Objective »
Your task is to print all of the material verbatim.

Entries shown »
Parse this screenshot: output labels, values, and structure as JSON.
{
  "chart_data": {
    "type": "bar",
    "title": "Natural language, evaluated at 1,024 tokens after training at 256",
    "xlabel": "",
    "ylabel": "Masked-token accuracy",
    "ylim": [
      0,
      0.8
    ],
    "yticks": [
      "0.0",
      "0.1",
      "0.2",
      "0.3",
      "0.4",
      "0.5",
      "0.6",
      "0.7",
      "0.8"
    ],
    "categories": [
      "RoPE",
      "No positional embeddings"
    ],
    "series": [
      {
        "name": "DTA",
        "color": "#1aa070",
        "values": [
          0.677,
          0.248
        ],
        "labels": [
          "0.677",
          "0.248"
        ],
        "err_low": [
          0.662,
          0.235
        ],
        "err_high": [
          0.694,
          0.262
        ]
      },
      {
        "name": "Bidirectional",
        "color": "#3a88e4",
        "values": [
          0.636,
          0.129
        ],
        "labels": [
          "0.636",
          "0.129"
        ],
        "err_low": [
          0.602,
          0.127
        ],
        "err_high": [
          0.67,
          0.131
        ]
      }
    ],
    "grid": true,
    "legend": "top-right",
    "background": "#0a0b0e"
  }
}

Answer to this problem »
Parse this screenshot: output labels, values, and structure as JSON.
{
  "chart_data": {
    "type": "bar",
    "title": "Natural language, evaluated at 1,024 tokens after training at 256",
    "xlabel": "",
    "ylabel": "Masked-token accuracy",
    "ylim": [
      0,
      0.8
    ],
    "yticks": [
      "0.0",
      "0.1",
      "0.2",
      "0.3",
      "0.4",
      "0.5",
      "0.6",
      "0.7",
      "0.8"
    ],
    "categories": [
      "RoPE",
      "No positional embeddings"
    ],
    "series": [
      {
        "name": "DTA",
        "color": "#1aa070",
        "values": [
          0.677,
          0.248
        ],
        "labels": [
          "0.677",
          "0.248"
        ],
        "err_low": [
          0.662,
          0.235
        ],
        "err_high": [
          0.694,
          0.262
        ]
      },
      {
        "name": "Bidirectional",
        "color": "#3a88e4",
        "values": [
          0.636,
          0.129
        ],
        "labels": [
          "0.636",
          "0.129"
        ],
        "err_low": [
          0.602,
          0.127
        ],
        "err_high": [
          0.67,
          0.131
        ]
      }
    ],
    "grid": true,
    "legend": "top-right",
    "background": "#0a0b0e"
  }
}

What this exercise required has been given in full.